## Provided information
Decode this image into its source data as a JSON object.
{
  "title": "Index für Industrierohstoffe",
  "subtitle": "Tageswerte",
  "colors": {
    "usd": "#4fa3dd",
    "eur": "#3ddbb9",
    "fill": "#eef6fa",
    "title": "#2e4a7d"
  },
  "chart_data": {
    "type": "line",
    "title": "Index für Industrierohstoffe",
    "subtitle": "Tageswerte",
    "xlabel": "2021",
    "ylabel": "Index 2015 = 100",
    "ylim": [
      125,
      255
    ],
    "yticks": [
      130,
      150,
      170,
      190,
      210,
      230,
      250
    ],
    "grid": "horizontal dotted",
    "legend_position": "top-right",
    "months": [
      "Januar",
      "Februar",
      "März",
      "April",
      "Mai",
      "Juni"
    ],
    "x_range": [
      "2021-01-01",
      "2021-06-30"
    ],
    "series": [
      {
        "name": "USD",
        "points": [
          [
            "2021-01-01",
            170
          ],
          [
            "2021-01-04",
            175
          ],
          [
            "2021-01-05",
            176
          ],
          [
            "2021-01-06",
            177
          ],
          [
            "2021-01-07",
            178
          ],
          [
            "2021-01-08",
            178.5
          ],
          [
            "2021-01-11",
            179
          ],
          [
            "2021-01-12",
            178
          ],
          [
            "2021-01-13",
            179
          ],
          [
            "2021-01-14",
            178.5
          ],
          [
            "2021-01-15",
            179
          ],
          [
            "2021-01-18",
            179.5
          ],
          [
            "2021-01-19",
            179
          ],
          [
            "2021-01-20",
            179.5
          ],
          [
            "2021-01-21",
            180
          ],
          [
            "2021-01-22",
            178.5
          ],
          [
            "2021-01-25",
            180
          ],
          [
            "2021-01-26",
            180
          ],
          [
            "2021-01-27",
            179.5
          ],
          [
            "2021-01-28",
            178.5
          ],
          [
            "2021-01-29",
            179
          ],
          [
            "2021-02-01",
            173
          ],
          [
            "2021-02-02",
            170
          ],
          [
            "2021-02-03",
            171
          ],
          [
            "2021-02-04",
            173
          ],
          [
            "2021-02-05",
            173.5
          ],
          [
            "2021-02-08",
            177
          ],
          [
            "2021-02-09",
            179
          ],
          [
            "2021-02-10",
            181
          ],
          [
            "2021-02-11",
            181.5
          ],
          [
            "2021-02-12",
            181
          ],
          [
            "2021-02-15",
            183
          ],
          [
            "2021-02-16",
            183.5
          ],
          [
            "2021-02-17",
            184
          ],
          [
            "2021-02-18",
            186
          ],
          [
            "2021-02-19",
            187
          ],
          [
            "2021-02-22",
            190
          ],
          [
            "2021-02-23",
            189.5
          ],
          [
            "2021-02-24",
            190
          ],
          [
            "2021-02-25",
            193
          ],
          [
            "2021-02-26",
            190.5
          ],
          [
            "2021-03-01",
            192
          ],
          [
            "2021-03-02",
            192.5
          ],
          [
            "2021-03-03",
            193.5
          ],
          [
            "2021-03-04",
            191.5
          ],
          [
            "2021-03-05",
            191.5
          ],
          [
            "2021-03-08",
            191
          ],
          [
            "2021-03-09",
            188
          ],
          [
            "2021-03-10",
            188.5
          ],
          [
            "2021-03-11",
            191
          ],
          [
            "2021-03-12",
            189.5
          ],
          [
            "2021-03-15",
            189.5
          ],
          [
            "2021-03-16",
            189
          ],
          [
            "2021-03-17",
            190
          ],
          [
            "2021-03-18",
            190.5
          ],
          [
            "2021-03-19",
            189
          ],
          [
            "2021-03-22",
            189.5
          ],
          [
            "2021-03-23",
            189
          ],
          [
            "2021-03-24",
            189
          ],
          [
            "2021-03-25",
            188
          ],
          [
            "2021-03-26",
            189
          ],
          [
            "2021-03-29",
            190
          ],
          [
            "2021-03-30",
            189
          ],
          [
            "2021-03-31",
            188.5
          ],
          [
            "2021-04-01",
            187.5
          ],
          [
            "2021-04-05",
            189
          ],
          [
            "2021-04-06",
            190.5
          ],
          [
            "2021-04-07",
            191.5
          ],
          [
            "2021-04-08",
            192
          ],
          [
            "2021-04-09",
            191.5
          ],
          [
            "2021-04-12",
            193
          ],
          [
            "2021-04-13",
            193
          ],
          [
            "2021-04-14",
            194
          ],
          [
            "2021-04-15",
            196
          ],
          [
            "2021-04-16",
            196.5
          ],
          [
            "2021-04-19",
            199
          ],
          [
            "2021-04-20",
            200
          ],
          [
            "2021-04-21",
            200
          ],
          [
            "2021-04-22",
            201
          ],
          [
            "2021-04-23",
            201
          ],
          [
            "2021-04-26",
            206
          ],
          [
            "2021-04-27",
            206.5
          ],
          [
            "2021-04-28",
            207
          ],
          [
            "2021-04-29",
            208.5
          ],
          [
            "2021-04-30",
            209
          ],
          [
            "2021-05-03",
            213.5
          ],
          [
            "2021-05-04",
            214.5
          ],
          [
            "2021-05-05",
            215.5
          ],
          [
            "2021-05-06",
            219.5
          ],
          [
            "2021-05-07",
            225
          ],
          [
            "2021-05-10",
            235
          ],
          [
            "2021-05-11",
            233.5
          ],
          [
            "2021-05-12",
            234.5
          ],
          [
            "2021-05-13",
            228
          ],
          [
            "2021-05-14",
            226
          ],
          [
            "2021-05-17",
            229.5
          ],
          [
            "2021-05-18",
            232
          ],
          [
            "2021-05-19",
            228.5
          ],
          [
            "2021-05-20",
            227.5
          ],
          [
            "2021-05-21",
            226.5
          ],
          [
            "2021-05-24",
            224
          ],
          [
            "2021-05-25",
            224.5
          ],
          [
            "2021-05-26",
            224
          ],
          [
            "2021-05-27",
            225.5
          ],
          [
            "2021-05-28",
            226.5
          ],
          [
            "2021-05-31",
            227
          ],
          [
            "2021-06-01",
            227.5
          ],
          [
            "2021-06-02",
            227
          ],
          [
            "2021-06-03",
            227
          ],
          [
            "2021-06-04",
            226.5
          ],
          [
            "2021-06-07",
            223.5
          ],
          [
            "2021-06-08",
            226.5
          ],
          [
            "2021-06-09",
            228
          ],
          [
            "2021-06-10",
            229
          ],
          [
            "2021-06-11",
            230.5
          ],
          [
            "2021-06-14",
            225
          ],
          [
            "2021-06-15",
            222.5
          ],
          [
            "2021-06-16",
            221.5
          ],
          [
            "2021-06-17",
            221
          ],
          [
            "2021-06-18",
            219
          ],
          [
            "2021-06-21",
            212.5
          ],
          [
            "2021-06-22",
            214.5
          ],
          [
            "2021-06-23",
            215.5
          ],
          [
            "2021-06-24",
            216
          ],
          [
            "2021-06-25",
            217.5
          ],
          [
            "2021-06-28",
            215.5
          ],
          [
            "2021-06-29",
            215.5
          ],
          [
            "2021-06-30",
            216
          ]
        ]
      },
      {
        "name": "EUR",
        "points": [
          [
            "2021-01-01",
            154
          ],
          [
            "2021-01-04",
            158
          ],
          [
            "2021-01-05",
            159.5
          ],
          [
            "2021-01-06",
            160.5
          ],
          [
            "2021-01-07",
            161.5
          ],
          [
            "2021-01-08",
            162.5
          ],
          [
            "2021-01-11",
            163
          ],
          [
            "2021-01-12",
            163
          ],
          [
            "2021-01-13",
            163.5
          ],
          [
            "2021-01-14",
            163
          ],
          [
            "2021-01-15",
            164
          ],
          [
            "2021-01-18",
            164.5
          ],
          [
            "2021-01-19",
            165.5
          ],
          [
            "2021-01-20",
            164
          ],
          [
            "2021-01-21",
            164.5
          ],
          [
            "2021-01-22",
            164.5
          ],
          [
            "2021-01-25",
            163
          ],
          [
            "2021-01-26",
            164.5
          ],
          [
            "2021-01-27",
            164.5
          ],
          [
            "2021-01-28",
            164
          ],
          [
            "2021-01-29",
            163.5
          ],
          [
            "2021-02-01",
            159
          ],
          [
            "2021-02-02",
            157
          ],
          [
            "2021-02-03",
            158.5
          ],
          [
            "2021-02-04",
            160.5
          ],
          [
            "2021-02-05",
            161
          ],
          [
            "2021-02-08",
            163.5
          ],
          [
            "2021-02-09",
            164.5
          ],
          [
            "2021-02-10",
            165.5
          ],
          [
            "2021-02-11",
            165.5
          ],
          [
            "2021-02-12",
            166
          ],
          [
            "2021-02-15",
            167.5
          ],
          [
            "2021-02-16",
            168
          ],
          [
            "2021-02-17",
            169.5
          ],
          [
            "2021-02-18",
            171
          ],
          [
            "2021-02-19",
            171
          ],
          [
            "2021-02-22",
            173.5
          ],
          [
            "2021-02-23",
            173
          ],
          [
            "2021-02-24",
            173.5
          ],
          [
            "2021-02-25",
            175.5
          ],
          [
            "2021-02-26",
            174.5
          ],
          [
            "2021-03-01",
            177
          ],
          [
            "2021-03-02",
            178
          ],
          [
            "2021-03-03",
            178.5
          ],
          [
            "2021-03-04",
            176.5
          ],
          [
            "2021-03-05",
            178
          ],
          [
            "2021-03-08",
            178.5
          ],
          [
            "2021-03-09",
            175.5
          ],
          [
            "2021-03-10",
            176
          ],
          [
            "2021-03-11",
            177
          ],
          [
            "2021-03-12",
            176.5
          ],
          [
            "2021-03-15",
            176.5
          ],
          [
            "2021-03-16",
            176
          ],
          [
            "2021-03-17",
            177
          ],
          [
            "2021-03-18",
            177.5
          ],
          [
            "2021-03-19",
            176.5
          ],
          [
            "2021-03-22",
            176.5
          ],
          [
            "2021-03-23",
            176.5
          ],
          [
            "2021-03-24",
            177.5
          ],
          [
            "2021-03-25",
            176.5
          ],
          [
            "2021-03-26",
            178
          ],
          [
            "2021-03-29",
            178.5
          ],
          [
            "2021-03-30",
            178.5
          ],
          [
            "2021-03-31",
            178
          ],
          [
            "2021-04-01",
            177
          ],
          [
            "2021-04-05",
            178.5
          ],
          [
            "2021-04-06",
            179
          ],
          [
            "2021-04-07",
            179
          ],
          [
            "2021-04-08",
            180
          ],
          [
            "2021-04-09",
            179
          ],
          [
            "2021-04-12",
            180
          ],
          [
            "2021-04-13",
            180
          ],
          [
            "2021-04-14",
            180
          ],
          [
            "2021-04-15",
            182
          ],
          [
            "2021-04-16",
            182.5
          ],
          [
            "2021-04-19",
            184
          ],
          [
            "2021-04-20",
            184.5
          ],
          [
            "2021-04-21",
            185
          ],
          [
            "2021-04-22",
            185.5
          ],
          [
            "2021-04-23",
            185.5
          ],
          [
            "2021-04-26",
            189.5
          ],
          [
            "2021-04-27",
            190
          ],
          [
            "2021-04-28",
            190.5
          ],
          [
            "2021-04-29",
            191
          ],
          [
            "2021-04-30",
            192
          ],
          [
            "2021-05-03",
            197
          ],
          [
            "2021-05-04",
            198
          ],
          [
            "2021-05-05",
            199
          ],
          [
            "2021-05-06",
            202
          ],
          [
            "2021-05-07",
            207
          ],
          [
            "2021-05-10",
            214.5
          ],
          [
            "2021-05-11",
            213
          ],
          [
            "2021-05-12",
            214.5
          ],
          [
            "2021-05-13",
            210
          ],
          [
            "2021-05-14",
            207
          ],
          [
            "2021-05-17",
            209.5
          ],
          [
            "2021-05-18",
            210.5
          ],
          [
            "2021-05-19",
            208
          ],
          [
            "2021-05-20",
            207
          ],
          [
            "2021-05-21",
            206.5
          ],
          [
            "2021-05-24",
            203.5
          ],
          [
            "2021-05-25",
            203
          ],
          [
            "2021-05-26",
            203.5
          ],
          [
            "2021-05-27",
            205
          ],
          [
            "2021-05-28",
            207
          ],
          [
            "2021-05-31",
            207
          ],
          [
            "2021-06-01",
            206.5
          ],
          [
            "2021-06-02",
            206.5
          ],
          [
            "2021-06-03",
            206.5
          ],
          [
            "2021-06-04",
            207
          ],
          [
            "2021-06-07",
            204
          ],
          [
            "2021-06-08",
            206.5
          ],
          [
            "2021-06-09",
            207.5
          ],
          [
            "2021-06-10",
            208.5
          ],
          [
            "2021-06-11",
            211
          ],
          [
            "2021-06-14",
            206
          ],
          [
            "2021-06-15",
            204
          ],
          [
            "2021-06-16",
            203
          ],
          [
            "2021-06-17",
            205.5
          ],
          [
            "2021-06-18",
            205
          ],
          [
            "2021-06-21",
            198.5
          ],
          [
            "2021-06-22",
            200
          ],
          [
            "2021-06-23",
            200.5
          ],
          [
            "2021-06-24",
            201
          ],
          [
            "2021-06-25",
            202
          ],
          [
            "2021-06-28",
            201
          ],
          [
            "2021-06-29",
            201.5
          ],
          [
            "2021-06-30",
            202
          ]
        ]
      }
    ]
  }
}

## Problem statement
Pull out all lines containing the word "Tageswerte" from the entries above.

## Task output
  "subtitle": "Tageswerte",
    "subtitle": "Tageswerte",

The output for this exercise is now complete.